Among the lines of this listing, determine how many contain the string "Ctrl". Answer with the number only.

[Collected data entries]
--- start ---

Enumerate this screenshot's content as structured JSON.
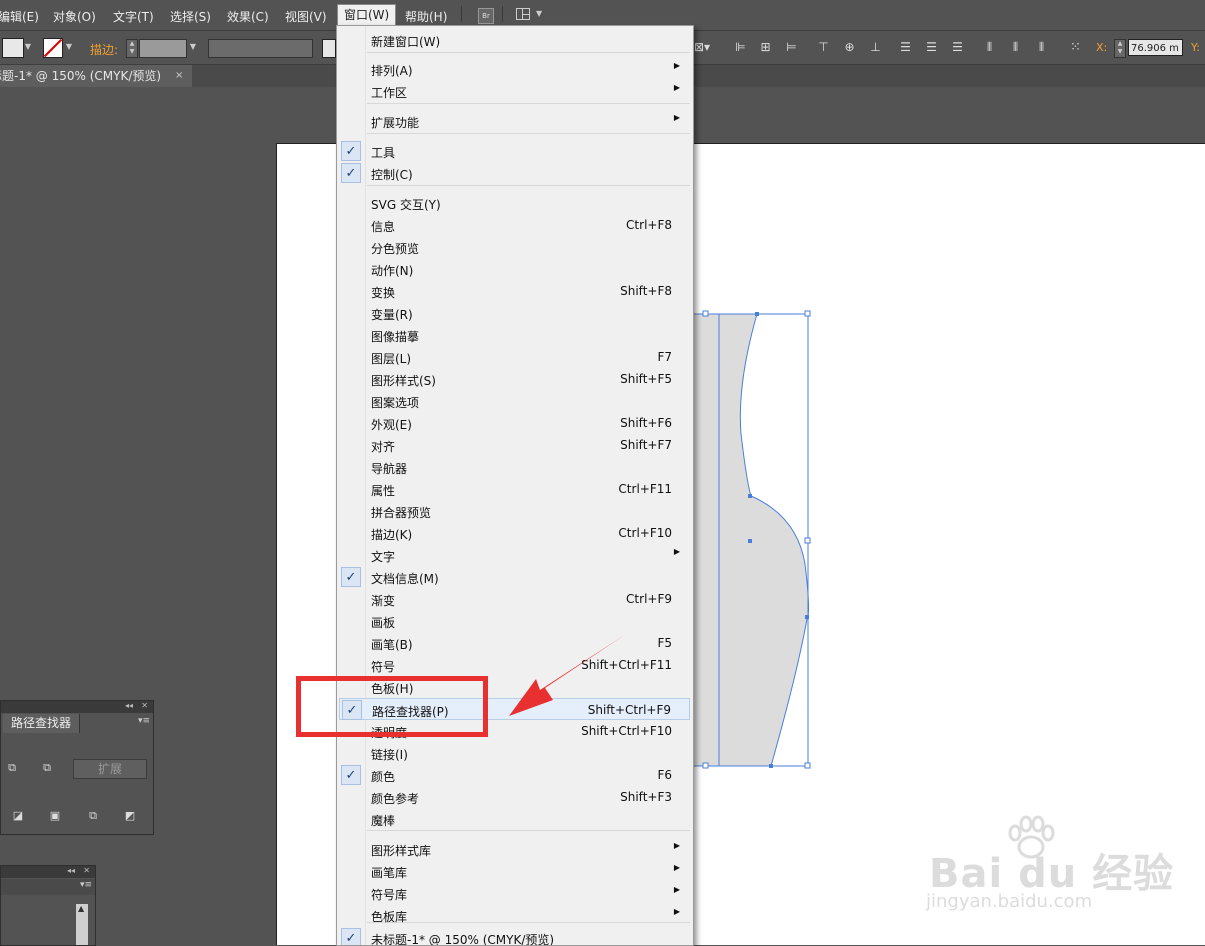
{
  "menubar": {
    "items": [
      "编辑(E)",
      "对象(O)",
      "文字(T)",
      "选择(S)",
      "效果(C)",
      "视图(V)",
      "窗口(W)",
      "帮助(H)"
    ],
    "bridge_label": "Br"
  },
  "controlbar": {
    "stroke_label": "描边:",
    "x_label": "X:",
    "x_value": "76.906 m",
    "y_label": "Y:"
  },
  "document": {
    "tab_title": "标题-1* @ 150% (CMYK/预览)",
    "close_glyph": "×"
  },
  "pathfinder_panel": {
    "tab_label": "路径查找器",
    "expand_label": "扩展"
  },
  "window_menu": {
    "items": [
      {
        "label": "新建窗口(W)",
        "shortcut": "",
        "submenu": false,
        "checked": false
      },
      {
        "label": "排列(A)",
        "shortcut": "",
        "submenu": true,
        "checked": false
      },
      {
        "label": "工作区",
        "shortcut": "",
        "submenu": true,
        "checked": false
      },
      {
        "label": "扩展功能",
        "shortcut": "",
        "submenu": true,
        "checked": false
      },
      {
        "label": "工具",
        "shortcut": "",
        "submenu": false,
        "checked": true
      },
      {
        "label": "控制(C)",
        "shortcut": "",
        "submenu": false,
        "checked": true
      },
      {
        "label": "SVG 交互(Y)",
        "shortcut": "",
        "submenu": false,
        "checked": false
      },
      {
        "label": "信息",
        "shortcut": "Ctrl+F8",
        "submenu": false,
        "checked": false
      },
      {
        "label": "分色预览",
        "shortcut": "",
        "submenu": false,
        "checked": false
      },
      {
        "label": "动作(N)",
        "shortcut": "",
        "submenu": false,
        "checked": false
      },
      {
        "label": "变换",
        "shortcut": "Shift+F8",
        "submenu": false,
        "checked": false
      },
      {
        "label": "变量(R)",
        "shortcut": "",
        "submenu": false,
        "checked": false
      },
      {
        "label": "图像描摹",
        "shortcut": "",
        "submenu": false,
        "checked": false
      },
      {
        "label": "图层(L)",
        "shortcut": "F7",
        "submenu": false,
        "checked": false
      },
      {
        "label": "图形样式(S)",
        "shortcut": "Shift+F5",
        "submenu": false,
        "checked": false
      },
      {
        "label": "图案选项",
        "shortcut": "",
        "submenu": false,
        "checked": false
      },
      {
        "label": "外观(E)",
        "shortcut": "Shift+F6",
        "submenu": false,
        "checked": false
      },
      {
        "label": "对齐",
        "shortcut": "Shift+F7",
        "submenu": false,
        "checked": false
      },
      {
        "label": "导航器",
        "shortcut": "",
        "submenu": false,
        "checked": false
      },
      {
        "label": "属性",
        "shortcut": "Ctrl+F11",
        "submenu": false,
        "checked": false
      },
      {
        "label": "拼合器预览",
        "shortcut": "",
        "submenu": false,
        "checked": false
      },
      {
        "label": "描边(K)",
        "shortcut": "Ctrl+F10",
        "submenu": false,
        "checked": false
      },
      {
        "label": "文字",
        "shortcut": "",
        "submenu": true,
        "checked": false
      },
      {
        "label": "文档信息(M)",
        "shortcut": "",
        "submenu": false,
        "checked": true
      },
      {
        "label": "渐变",
        "shortcut": "Ctrl+F9",
        "submenu": false,
        "checked": false
      },
      {
        "label": "画板",
        "shortcut": "",
        "submenu": false,
        "checked": false
      },
      {
        "label": "画笔(B)",
        "shortcut": "F5",
        "submenu": false,
        "checked": false
      },
      {
        "label": "符号",
        "shortcut": "Shift+Ctrl+F11",
        "submenu": false,
        "checked": false
      },
      {
        "label": "色板(H)",
        "shortcut": "",
        "submenu": false,
        "checked": false
      },
      {
        "label": "路径查找器(P)",
        "shortcut": "Shift+Ctrl+F9",
        "submenu": false,
        "checked": true,
        "highlighted": true
      },
      {
        "label": "透明度",
        "shortcut": "Shift+Ctrl+F10",
        "submenu": false,
        "checked": false
      },
      {
        "label": "链接(I)",
        "shortcut": "",
        "submenu": false,
        "checked": false
      },
      {
        "label": "颜色",
        "shortcut": "F6",
        "submenu": false,
        "checked": true
      },
      {
        "label": "颜色参考",
        "shortcut": "Shift+F3",
        "submenu": false,
        "checked": false
      },
      {
        "label": "魔棒",
        "shortcut": "",
        "submenu": false,
        "checked": false
      },
      {
        "label": "图形样式库",
        "shortcut": "",
        "submenu": true,
        "checked": false
      },
      {
        "label": "画笔库",
        "shortcut": "",
        "submenu": true,
        "checked": false
      },
      {
        "label": "符号库",
        "shortcut": "",
        "submenu": true,
        "checked": false
      },
      {
        "label": "色板库",
        "shortcut": "",
        "submenu": true,
        "checked": false
      },
      {
        "label": "未标题-1* @ 150% (CMYK/预览)",
        "shortcut": "",
        "submenu": false,
        "checked": true
      }
    ],
    "check_glyph": "✓",
    "submenu_glyph": "▶"
  },
  "watermark": {
    "brand": "Bai du 经验",
    "url": "jingyan.baidu.com"
  },
  "colors": {
    "ui_background": "#535353",
    "menu_background": "#f0f0f0",
    "highlight": "#e5eefb",
    "annotation_red": "#e83030",
    "selection_blue": "#4a7fd8",
    "stroke_orange": "#f0a030"
  }
}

--- end ---

▶ _EXERCISE RESULT_
7